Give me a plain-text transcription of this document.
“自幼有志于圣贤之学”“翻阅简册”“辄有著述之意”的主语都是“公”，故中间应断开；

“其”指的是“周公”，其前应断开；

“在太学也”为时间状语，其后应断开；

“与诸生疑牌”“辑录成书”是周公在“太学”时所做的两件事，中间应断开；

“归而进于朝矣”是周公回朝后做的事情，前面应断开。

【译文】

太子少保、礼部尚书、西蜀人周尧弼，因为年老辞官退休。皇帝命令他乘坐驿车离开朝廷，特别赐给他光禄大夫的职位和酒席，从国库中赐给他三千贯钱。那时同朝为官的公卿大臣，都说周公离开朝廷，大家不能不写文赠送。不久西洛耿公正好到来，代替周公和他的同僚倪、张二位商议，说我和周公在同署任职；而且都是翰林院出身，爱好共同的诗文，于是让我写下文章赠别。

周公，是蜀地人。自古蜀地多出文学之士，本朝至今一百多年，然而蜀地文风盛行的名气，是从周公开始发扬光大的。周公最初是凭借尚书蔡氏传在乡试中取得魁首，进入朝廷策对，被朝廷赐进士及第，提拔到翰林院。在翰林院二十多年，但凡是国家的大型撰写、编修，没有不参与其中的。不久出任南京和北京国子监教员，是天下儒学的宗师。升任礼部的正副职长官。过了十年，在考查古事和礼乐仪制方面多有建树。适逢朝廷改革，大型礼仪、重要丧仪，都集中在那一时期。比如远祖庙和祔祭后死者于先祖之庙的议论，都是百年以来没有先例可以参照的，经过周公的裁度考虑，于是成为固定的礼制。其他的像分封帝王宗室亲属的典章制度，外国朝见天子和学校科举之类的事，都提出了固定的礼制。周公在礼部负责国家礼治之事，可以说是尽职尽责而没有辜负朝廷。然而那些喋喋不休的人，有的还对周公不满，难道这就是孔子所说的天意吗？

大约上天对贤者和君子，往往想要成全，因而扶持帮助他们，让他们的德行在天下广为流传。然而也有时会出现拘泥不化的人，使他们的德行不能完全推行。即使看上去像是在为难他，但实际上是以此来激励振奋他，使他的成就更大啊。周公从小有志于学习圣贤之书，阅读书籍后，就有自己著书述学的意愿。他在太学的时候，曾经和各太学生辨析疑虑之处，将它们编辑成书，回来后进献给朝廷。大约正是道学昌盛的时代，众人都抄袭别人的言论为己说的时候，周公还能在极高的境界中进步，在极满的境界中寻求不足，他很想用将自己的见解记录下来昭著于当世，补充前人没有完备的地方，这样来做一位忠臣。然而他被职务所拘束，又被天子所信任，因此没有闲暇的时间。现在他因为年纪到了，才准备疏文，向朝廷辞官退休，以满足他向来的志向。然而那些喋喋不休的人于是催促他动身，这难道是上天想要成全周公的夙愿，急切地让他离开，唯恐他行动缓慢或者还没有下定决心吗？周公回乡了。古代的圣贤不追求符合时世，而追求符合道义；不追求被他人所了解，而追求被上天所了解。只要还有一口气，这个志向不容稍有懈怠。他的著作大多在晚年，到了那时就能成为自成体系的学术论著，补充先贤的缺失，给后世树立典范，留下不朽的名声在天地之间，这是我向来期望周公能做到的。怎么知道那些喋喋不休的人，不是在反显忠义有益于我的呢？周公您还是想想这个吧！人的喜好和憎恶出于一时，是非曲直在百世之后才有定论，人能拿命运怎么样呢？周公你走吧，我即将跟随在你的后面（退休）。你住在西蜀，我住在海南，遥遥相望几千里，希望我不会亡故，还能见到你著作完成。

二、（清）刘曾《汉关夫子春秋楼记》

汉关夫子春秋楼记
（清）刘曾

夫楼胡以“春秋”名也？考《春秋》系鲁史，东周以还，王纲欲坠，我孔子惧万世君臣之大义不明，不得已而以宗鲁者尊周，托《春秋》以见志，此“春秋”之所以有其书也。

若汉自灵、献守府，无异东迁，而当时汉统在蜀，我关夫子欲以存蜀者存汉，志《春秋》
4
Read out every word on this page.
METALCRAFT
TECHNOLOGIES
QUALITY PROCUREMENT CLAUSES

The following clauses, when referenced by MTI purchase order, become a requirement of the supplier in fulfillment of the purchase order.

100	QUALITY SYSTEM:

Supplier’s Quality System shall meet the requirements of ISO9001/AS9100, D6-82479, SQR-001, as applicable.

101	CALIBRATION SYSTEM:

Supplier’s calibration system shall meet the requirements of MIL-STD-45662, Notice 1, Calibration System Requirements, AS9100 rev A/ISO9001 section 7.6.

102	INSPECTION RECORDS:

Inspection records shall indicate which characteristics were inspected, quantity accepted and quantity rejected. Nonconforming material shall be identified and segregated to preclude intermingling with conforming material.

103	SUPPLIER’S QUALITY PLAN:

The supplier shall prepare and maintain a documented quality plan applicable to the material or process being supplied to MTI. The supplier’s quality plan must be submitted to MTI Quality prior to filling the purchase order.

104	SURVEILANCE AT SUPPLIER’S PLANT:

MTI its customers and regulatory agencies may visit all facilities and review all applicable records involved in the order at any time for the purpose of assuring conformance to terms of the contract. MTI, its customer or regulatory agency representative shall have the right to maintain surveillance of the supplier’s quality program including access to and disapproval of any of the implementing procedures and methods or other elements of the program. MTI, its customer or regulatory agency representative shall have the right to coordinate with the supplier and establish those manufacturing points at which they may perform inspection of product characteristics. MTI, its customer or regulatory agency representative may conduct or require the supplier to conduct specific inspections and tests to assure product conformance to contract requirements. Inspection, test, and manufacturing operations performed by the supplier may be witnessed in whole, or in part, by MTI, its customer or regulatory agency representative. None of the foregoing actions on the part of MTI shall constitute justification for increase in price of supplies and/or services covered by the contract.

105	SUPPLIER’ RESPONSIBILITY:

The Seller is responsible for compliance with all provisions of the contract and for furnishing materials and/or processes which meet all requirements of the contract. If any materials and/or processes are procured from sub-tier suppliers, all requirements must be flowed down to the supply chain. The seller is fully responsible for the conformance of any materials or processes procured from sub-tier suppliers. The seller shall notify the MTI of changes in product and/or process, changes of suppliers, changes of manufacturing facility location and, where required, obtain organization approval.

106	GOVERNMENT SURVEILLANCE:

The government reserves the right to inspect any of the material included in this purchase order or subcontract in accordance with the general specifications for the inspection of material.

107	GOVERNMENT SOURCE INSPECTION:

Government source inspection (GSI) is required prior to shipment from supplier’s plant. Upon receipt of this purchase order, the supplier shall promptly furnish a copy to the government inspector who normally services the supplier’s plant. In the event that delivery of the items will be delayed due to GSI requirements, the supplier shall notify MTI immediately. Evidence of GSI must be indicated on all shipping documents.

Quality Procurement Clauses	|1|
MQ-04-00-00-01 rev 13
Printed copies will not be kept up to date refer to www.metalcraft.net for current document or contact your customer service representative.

********************

§ Problem to work on
The data above must be returned in full, exactly as written.

§ Finished task
Give me a plain-text transcription of this document.
“自幼有志于圣贤之学”“翻阅简册”“辄有著述之意”的主语都是“公”，故中间应断开；

“其”指的是“周公”，其前应断开；

“在太学也”为时间状语，其后应断开；

“与诸生疑牌”“辑录成书”是周公在“太学”时所做的两件事，中间应断开；

“归而进于朝矣”是周公回朝后做的事情，前面应断开。

【译文】

太子少保、礼部尚书、西蜀人周尧弼，因为年老辞官退休。皇帝命令他乘坐驿车离开朝廷，特别赐给他光禄大夫的职位和酒席，从国库中赐给他三千贯钱。那时同朝为官的公卿大臣，都说周公离开朝廷，大家不能不写文赠送。不久西洛耿公正好到来，代替周公和他的同僚倪、张二位商议，说我和周公在同署任职；而且都是翰林院出身，爱好共同的诗文，于是让我写下文章赠别。

周公，是蜀地人。自古蜀地多出文学之士，本朝至今一百多年，然而蜀地文风盛行的名气，是从周公开始发扬光大的。周公最初是凭借尚书蔡氏传在乡试中取得魁首，进入朝廷策对，被朝廷赐进士及第，提拔到翰林院。在翰林院二十多年，但凡是国家的大型撰写、编修，没有不参与其中的。不久出任南京和北京国子监教员，是天下儒学的宗师。升任礼部的正副职长官。过了十年，在考查古事和礼乐仪制方面多有建树。适逢朝廷改革，大型礼仪、重要丧仪，都集中在那一时期。比如远祖庙和祔祭后死者于先祖之庙的议论，都是百年以来没有先例可以参照的，经过周公的裁度考虑，于是成为固定的礼制。其他的像分封帝王宗室亲属的典章制度，外国朝见天子和学校科举之类的事，都提出了固定的礼制。周公在礼部负责国家礼治之事，可以说是尽职尽责而没有辜负朝廷。然而那些喋喋不休的人，有的还对周公不满，难道这就是孔子所说的天意吗？

大约上天对贤者和君子，往往想要成全，因而扶持帮助他们，让他们的德行在天下广为流传。然而也有时会出现拘泥不化的人，使他们的德行不能完全推行。即使看上去像是在为难他，但实际上是以此来激励振奋他，使他的成就更大啊。周公从小有志于学习圣贤之书，阅读书籍后，就有自己著书述学的意愿。他在太学的时候，曾经和各太学生辨析疑虑之处，将它们编辑成书，回来后进献给朝廷。大约正是道学昌盛的时代，众人都抄袭别人的言论为己说的时候，周公还能在极高的境界中进步，在极满的境界中寻求不足，他很想用将自己的见解记录下来昭著于当世，补充前人没有完备的地方，这样来做一位忠臣。然而他被职务所拘束，又被天子所信任，因此没有闲暇的时间。现在他因为年纪到了，才准备疏文，向朝廷辞官退休，以满足他向来的志向。然而那些喋喋不休的人于是催促他动身，这难道是上天想要成全周公的夙愿，急切地让他离开，唯恐他行动缓慢或者还没有下定决心吗？周公回乡了。古代的圣贤不追求符合时世，而追求符合道义；不追求被他人所了解，而追求被上天所了解。只要还有一口气，这个志向不容稍有懈怠。他的著作大多在晚年，到了那时就能成为自成体系的学术论著，补充先贤的缺失，给后世树立典范，留下不朽的名声在天地之间，这是我向来期望周公能做到的。怎么知道那些喋喋不休的人，不是在反显忠义有益于我的呢？周公您还是想想这个吧！人的喜好和憎恶出于一时，是非曲直在百世之后才有定论，人能拿命运怎么样呢？周公你走吧，我即将跟随在你的后面（退休）。你住在西蜀，我住在海南，遥遥相望几千里，希望我不会亡故，还能见到你著作完成。

二、（清）刘曾《汉关夫子春秋楼记》

汉关夫子春秋楼记
（清）刘曾

夫楼胡以“春秋”名也？考《春秋》系鲁史，东周以还，王纲欲坠，我孔子惧万世君臣之大义不明，不得已而以宗鲁者尊周，托《春秋》以见志，此“春秋”之所以有其书也。

若汉自灵、献守府，无异东迁，而当时汉统在蜀，我关夫子欲以存蜀者存汉，志《春秋》
4
Read out every word on this page.
METALCRAFT
TECHNOLOGIES
QUALITY PROCUREMENT CLAUSES

The following clauses, when referenced by MTI purchase order, become a requirement of the supplier in fulfillment of the purchase order.

100	QUALITY SYSTEM:

Supplier’s Quality System shall meet the requirements of ISO9001/AS9100, D6-82479, SQR-001, as applicable.

101	CALIBRATION SYSTEM:

Supplier’s calibration system shall meet the requirements of MIL-STD-45662, Notice 1, Calibration System Requirements, AS9100 rev A/ISO9001 section 7.6.

102	INSPECTION RECORDS:

Inspection records shall indicate which characteristics were inspected, quantity accepted and quantity rejected. Nonconforming material shall be identified and segregated to preclude intermingling with conforming material.

103	SUPPLIER’S QUALITY PLAN:

The supplier shall prepare and maintain a documented quality plan applicable to the material or process being supplied to MTI. The supplier’s quality plan must be submitted to MTI Quality prior to filling the purchase order.

104	SURVEILANCE AT SUPPLIER’S PLANT:

MTI its customers and regulatory agencies may visit all facilities and review all applicable records involved in the order at any time for the purpose of assuring conformance to terms of the contract. MTI, its customer or regulatory agency representative shall have the right to maintain surveillance of the supplier’s quality program including access to and disapproval of any of the implementing procedures and methods or other elements of the program. MTI, its customer or regulatory agency representative shall have the right to coordinate with the supplier and establish those manufacturing points at which they may perform inspection of product characteristics. MTI, its customer or regulatory agency representative may conduct or require the supplier to conduct specific inspections and tests to assure product conformance to contract requirements. Inspection, test, and manufacturing operations performed by the supplier may be witnessed in whole, or in part, by MTI, its customer or regulatory agency representative. None of the foregoing actions on the part of MTI shall constitute justification for increase in price of supplies and/or services covered by the contract.

105	SUPPLIER’ RESPONSIBILITY:

The Seller is responsible for compliance with all provisions of the contract and for furnishing materials and/or processes which meet all requirements of the contract. If any materials and/or processes are procured from sub-tier suppliers, all requirements must be flowed down to the supply chain. The seller is fully responsible for the conformance of any materials or processes procured from sub-tier suppliers. The seller shall notify the MTI of changes in product and/or process, changes of suppliers, changes of manufacturing facility location and, where required, obtain organization approval.

106	GOVERNMENT SURVEILLANCE:

The government reserves the right to inspect any of the material included in this purchase order or subcontract in accordance with the general specifications for the inspection of material.

107	GOVERNMENT SOURCE INSPECTION:

Government source inspection (GSI) is required prior to shipment from supplier’s plant. Upon receipt of this purchase order, the supplier shall promptly furnish a copy to the government inspector who normally services the supplier’s plant. In the event that delivery of the items will be delayed due to GSI requirements, the supplier shall notify MTI immediately. Evidence of GSI must be indicated on all shipping documents.

Quality Procurement Clauses	|1|
MQ-04-00-00-01 rev 13
Printed copies will not be kept up to date refer to www.metalcraft.net for current document or contact your customer service representative.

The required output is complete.